La derecha gastó más dinero en su campaña, pero la izquierda compensaba la diferencia, no decisiva, con un intenso activismo de sus militantes. Para relajar el ambiente, el gobierno restringió la propaganda, en especial la realizada por avión, en cines y en teatros, perjudicando en especial a la CEDA, que empleaba profusamente esos medios. Pero la tensión no cedió, y pese a las cautelas oficiales cayeron asesinadas varias personas, todas de derecha excepto un joven comunista, apuñalado en Málaga cuando interrumpió a gritos un discurso de Prieto. Otro joven, fascista, murió a navajazos en Daimiel al recordar temerariamente Casas Viejas en un mitin socialista. Durante un discurso de José Antonio y José María Pemán, en San Fernando, un pistolero izquierdista mató a tiros a un asistente e hirió a otras personas. Hubo otros asesinatos de cedistas en Ponferrada, Bilbao y Valencia (en esta última, el crimen fue atribuido a radicales, lo que hizo peligrar la paz entre ambos partidos). Las derechas sufrieron casi todas las bajas, y no asesinaron a nadie[7].
__________________________________________________
* Tarea
Continúa el texto sobre la campaña electoral y sus asesinatos a partir de su última oración.

(Registros de anotación de maquetación)
__________________________________________________
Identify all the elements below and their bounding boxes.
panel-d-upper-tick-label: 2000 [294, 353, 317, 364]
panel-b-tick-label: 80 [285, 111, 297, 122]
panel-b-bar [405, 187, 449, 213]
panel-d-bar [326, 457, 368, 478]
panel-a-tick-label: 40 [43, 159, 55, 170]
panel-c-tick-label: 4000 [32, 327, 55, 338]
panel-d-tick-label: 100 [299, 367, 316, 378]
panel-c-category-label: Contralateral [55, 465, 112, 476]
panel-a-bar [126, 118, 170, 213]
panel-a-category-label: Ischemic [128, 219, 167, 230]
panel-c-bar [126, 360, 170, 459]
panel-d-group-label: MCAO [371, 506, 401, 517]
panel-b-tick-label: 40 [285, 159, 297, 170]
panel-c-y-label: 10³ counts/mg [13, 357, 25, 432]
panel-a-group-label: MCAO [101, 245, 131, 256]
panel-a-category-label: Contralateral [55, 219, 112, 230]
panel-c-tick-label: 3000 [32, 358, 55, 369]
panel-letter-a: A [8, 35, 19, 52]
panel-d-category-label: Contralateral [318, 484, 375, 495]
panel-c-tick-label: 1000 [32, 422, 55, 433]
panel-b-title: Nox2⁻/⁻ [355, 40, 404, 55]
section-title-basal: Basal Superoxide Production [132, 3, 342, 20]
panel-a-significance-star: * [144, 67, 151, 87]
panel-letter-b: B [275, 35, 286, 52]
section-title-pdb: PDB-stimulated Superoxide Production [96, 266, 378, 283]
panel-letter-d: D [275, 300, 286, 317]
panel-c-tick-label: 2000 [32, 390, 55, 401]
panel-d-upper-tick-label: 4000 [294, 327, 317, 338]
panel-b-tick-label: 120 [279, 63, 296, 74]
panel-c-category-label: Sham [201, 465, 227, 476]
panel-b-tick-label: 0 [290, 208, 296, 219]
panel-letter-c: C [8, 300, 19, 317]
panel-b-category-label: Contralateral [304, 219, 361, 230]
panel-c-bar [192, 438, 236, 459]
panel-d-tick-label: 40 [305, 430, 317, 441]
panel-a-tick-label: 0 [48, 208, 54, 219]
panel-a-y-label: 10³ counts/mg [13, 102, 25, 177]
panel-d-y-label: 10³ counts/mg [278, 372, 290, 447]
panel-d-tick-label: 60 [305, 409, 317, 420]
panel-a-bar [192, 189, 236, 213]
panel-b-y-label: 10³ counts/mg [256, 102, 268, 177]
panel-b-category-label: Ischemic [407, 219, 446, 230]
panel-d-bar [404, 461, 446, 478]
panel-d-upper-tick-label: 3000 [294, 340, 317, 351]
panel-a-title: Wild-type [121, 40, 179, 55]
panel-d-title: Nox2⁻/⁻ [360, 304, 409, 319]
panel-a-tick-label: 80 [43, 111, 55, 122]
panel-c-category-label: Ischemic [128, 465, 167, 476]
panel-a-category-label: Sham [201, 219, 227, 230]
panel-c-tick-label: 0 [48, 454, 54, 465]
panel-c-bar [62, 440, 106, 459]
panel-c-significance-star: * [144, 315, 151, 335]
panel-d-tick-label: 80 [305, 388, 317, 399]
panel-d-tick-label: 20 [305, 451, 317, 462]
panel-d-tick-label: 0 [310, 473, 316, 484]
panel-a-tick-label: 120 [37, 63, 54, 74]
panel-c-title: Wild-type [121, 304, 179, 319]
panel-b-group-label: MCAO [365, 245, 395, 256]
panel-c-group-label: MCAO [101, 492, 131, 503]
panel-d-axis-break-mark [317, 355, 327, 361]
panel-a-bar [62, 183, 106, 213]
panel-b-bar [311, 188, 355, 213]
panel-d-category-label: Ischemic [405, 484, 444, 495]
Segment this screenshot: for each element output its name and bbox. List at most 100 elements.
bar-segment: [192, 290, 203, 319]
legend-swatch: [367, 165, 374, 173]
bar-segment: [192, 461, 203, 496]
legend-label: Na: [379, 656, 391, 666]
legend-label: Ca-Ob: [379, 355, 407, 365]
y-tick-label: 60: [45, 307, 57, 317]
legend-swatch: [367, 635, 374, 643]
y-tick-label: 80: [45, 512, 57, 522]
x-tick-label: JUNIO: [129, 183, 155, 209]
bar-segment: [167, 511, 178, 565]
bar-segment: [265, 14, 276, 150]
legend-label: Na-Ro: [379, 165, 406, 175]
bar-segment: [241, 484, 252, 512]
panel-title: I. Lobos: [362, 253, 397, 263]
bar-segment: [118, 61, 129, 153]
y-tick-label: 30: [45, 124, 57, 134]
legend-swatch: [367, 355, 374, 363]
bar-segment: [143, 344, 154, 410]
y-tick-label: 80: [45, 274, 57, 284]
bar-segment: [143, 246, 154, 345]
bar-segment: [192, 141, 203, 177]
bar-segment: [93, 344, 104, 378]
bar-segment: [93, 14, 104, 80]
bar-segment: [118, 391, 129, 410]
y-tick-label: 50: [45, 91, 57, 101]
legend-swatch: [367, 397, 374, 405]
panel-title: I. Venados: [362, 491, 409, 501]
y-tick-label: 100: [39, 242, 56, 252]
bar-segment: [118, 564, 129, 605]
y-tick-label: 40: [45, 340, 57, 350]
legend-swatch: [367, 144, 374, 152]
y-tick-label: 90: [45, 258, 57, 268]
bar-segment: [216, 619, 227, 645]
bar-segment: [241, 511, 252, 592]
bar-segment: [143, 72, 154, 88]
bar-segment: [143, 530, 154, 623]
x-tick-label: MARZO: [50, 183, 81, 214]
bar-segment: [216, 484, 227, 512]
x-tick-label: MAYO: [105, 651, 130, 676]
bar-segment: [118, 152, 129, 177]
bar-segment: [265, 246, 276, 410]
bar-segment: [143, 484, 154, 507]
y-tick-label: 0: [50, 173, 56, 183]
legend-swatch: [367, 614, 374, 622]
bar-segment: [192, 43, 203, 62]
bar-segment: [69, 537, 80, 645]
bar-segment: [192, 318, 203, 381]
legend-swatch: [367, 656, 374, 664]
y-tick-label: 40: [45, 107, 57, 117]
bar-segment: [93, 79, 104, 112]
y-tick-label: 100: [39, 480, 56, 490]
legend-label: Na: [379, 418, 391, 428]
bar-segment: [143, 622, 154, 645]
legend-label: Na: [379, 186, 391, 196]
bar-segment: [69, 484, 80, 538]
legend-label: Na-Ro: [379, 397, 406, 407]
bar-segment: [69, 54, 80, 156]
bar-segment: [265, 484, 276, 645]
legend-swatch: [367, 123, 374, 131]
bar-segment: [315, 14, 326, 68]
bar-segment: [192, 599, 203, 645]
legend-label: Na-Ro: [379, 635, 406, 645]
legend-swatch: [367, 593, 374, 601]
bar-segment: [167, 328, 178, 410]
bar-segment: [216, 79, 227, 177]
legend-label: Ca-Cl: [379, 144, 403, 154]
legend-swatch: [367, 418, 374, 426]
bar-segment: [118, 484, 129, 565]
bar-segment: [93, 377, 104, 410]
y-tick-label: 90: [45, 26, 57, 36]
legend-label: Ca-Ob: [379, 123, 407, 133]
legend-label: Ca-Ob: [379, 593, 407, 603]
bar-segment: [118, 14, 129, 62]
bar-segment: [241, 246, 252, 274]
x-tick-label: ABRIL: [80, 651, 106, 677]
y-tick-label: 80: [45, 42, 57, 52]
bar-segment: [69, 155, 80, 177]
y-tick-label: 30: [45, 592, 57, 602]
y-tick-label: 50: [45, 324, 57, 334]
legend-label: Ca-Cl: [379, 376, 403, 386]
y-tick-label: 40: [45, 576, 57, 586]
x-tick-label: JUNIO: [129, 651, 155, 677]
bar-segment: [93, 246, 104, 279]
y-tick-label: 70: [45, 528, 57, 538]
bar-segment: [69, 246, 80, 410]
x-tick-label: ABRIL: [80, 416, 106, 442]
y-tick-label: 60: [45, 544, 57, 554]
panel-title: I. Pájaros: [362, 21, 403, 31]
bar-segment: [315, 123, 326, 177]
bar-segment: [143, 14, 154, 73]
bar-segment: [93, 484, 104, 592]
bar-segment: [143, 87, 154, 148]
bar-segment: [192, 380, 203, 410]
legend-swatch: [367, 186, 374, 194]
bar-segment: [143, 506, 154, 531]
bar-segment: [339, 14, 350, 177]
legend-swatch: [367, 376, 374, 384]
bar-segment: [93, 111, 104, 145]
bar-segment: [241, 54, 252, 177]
__________________________________________________
* Respuesta
Los últimos discursos de la campaña fueron significativos. Gil-Robles peroró: «Estamos como un ejército en el paroxismo de la lucha (…) en pie de guerra, y sin embargo yo quisiera que el choque no llegara (…) Paz y cordialidad (…) a quienes nos voten y a quienes no nos voten (…) a los obreros, muchos de los cuales no me creerán (…) Nuestra doctrina (…) a la que por desgracia no fuimos fieles, arranca de la hermandad de todos los hombres (…) No vemos en el trabajo una mercancía sujeta a la ley impía de la oferta y la demanda, sino una actividad nobilísima para satisfacción de las propias necesidades en beneficio del país. (…) Si mañana muchos obreros no nos votan (…) miremos si no hemos sido nosotros mismos el factor de la revolución». Se dirigió a los nacionalistas: «España no es un país uniforme. Cada región tiene una personalidad, en muchos casos anterior históricamente al Estado (…) No queremos imponer a las regiones el yugo de una legislación centralista e igualitaria»[8].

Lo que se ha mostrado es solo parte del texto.